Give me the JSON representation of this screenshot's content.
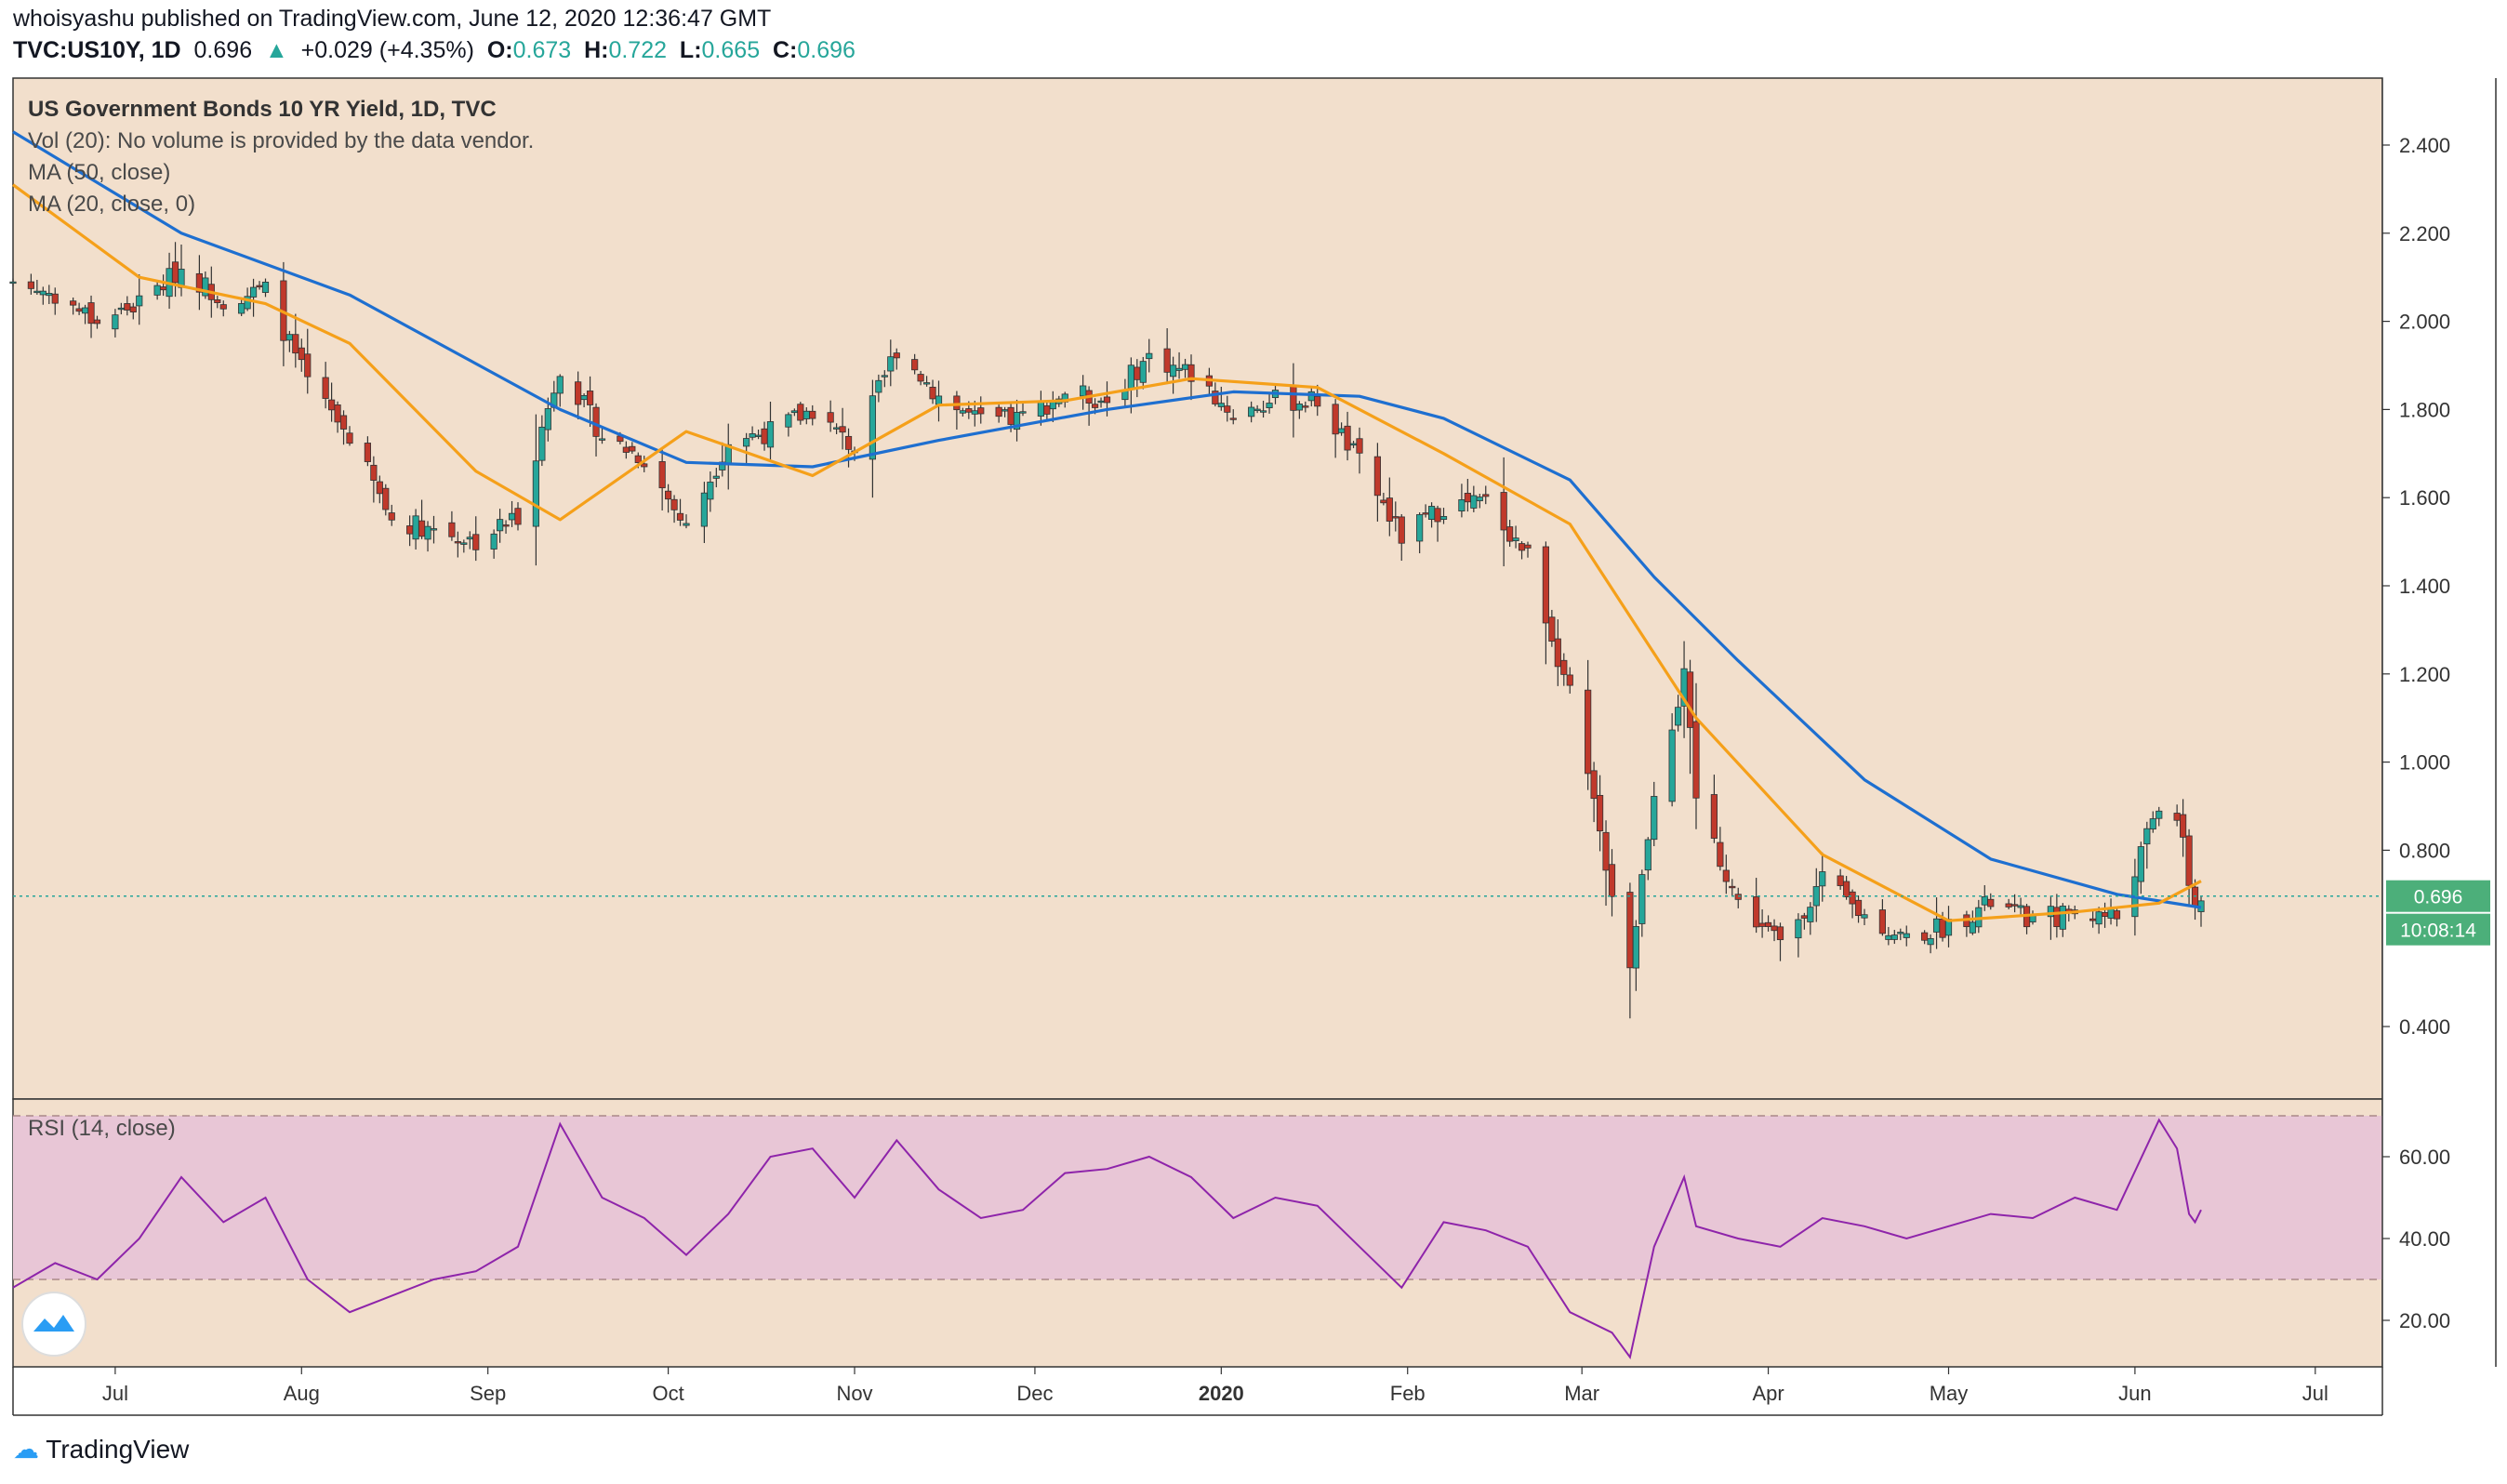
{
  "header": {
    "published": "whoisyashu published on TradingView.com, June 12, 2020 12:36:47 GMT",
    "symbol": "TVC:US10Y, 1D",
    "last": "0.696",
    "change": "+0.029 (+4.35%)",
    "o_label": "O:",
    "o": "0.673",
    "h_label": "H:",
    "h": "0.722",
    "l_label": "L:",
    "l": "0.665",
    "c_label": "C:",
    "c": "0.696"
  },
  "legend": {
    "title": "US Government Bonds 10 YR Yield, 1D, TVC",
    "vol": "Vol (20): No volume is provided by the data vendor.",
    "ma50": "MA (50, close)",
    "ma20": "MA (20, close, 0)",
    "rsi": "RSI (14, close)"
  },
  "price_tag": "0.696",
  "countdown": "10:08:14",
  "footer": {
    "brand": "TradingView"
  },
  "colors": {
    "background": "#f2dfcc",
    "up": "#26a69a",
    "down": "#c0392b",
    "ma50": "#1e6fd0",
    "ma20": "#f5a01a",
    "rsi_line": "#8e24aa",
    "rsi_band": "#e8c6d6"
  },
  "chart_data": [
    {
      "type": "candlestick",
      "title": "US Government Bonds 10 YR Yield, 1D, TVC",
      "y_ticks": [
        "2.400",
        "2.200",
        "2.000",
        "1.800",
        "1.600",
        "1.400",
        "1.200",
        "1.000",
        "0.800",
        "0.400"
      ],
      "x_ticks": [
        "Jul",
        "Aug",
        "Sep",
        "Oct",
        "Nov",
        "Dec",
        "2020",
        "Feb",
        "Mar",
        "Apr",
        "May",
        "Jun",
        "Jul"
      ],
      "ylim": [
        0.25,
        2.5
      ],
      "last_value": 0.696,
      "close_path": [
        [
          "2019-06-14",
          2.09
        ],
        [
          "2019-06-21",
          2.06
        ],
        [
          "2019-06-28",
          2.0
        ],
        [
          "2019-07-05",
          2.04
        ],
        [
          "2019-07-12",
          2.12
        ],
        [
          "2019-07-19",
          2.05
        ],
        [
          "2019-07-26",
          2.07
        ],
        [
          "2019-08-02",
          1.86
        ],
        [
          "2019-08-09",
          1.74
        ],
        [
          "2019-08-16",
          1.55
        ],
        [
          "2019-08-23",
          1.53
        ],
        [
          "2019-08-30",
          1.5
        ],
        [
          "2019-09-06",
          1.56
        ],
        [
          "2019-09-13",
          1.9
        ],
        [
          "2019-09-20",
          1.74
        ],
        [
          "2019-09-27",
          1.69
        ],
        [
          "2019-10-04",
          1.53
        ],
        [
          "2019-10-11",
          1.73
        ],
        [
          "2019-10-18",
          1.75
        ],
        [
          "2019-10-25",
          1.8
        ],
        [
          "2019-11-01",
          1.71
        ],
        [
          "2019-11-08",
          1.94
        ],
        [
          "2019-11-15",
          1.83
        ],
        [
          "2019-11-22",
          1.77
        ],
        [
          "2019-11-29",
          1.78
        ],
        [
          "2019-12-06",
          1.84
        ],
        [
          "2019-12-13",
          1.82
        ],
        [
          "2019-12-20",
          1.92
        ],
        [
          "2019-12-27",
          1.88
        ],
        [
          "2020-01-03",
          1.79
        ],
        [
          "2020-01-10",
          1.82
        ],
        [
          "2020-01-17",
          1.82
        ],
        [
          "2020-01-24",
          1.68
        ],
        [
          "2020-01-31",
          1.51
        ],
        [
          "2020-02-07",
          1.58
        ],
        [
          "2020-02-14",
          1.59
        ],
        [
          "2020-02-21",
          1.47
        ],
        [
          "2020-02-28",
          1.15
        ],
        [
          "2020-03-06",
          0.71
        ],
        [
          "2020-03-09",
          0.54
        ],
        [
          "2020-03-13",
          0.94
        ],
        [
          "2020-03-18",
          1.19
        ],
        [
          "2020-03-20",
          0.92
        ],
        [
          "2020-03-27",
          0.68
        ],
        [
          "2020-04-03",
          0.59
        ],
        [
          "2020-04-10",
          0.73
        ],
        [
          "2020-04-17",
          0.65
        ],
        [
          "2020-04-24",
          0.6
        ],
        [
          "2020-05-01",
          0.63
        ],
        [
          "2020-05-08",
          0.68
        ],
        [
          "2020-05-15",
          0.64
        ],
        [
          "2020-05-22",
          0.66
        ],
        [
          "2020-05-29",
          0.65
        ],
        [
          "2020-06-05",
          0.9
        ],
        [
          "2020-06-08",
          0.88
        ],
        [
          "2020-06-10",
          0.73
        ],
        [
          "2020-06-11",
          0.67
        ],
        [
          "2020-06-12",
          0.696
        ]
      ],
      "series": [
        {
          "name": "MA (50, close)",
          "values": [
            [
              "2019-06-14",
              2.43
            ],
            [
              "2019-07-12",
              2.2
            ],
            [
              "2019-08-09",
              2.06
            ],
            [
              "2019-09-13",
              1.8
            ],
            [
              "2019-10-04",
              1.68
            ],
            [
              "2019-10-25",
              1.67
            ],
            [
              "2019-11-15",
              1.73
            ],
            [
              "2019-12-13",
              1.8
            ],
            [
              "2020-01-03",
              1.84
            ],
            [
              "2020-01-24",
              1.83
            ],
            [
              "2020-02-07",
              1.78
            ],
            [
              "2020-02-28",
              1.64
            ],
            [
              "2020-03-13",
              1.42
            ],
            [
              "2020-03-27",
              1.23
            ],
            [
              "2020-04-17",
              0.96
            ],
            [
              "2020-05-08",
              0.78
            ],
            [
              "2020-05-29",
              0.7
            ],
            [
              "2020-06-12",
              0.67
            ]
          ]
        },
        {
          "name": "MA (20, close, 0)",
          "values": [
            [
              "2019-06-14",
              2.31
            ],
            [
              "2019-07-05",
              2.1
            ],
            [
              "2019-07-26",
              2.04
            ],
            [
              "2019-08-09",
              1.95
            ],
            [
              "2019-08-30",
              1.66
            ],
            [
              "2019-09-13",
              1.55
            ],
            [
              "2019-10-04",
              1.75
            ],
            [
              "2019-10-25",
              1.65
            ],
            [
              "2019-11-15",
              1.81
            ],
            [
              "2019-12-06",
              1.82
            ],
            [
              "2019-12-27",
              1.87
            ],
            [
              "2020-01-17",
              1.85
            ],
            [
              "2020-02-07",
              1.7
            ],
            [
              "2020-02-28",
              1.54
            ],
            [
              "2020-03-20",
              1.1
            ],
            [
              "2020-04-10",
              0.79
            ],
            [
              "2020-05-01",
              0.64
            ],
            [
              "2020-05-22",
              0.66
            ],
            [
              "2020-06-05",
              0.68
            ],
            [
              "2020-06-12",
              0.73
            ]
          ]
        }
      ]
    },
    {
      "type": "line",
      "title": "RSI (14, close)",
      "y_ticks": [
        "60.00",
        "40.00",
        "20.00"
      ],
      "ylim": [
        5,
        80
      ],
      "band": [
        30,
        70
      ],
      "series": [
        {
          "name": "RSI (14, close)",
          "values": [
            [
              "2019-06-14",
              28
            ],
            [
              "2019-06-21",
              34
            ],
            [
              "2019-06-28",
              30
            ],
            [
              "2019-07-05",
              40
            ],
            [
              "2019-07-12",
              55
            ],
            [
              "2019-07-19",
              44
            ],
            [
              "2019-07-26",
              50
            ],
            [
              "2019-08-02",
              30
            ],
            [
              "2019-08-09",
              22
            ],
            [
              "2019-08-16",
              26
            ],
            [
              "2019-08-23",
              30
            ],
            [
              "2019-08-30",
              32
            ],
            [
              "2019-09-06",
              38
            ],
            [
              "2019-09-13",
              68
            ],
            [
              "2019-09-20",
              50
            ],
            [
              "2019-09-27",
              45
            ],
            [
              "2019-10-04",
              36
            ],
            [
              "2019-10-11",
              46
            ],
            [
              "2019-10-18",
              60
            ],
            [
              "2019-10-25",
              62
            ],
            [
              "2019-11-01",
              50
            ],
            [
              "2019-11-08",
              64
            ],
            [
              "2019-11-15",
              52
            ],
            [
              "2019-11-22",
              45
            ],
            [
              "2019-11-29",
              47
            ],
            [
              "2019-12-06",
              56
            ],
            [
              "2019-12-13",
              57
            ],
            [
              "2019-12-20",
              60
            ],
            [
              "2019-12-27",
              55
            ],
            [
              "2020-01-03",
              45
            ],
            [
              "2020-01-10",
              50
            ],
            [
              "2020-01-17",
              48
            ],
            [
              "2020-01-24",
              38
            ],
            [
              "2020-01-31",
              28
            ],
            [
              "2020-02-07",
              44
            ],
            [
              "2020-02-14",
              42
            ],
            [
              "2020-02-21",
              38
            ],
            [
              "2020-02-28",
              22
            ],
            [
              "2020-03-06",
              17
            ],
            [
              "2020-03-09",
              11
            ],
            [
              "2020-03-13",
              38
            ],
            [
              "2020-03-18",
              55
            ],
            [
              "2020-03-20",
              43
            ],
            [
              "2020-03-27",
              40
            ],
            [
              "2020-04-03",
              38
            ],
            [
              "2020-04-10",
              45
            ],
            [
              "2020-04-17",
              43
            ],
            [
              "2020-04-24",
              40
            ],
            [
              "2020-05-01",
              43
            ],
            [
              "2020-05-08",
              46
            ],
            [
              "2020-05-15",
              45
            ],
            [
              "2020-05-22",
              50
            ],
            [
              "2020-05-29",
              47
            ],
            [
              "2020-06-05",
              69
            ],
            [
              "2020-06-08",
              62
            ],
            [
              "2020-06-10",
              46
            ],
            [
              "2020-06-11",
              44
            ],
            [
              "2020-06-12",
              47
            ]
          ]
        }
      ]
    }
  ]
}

--

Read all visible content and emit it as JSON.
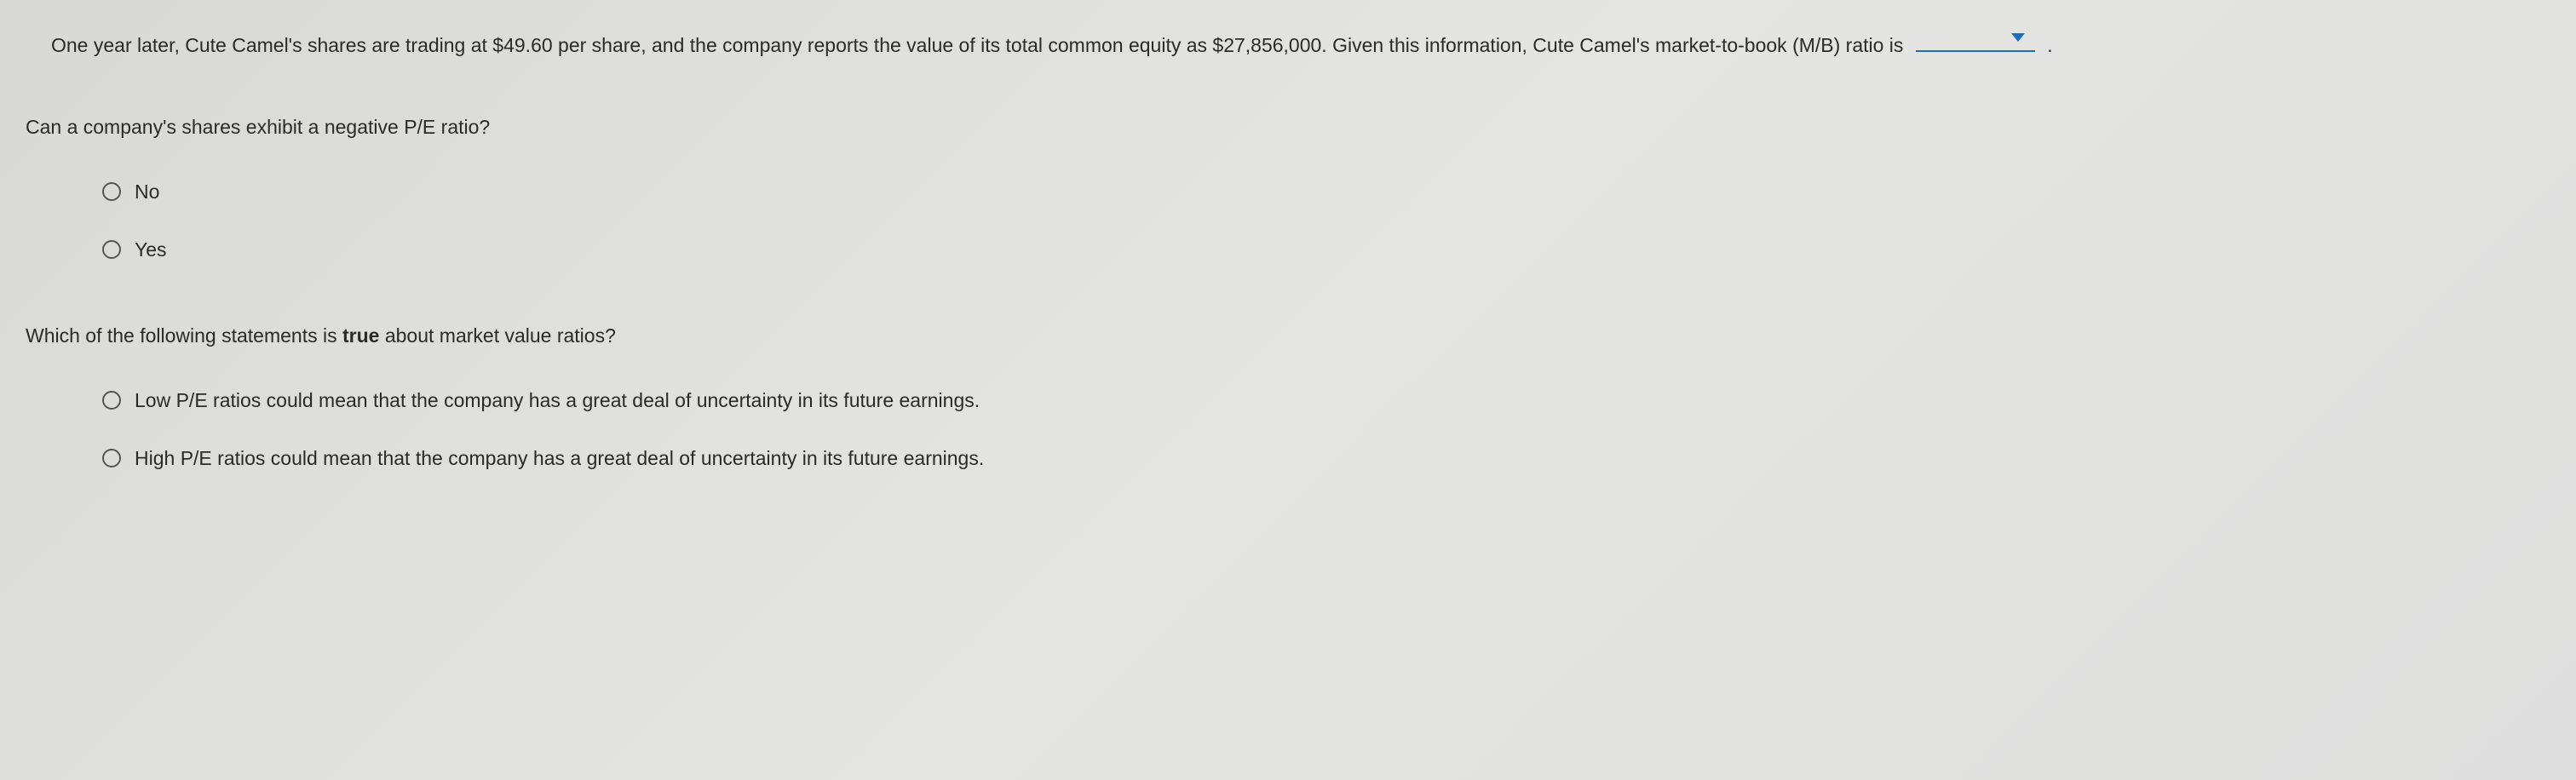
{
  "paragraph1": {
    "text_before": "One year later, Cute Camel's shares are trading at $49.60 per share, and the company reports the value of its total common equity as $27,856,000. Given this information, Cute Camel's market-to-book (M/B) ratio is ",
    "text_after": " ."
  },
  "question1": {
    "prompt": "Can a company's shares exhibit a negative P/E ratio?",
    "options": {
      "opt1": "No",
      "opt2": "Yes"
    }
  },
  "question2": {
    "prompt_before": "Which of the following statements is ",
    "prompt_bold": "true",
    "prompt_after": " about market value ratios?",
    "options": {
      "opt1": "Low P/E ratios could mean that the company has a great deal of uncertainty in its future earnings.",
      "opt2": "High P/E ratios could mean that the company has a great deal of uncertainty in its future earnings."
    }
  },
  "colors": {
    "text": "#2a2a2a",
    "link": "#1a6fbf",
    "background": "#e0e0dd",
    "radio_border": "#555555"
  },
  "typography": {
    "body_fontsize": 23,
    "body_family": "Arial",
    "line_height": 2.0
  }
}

--

Task brief: Count every line in the data where the string "Yield" occurs. Give nothing except the number.

Solution: 2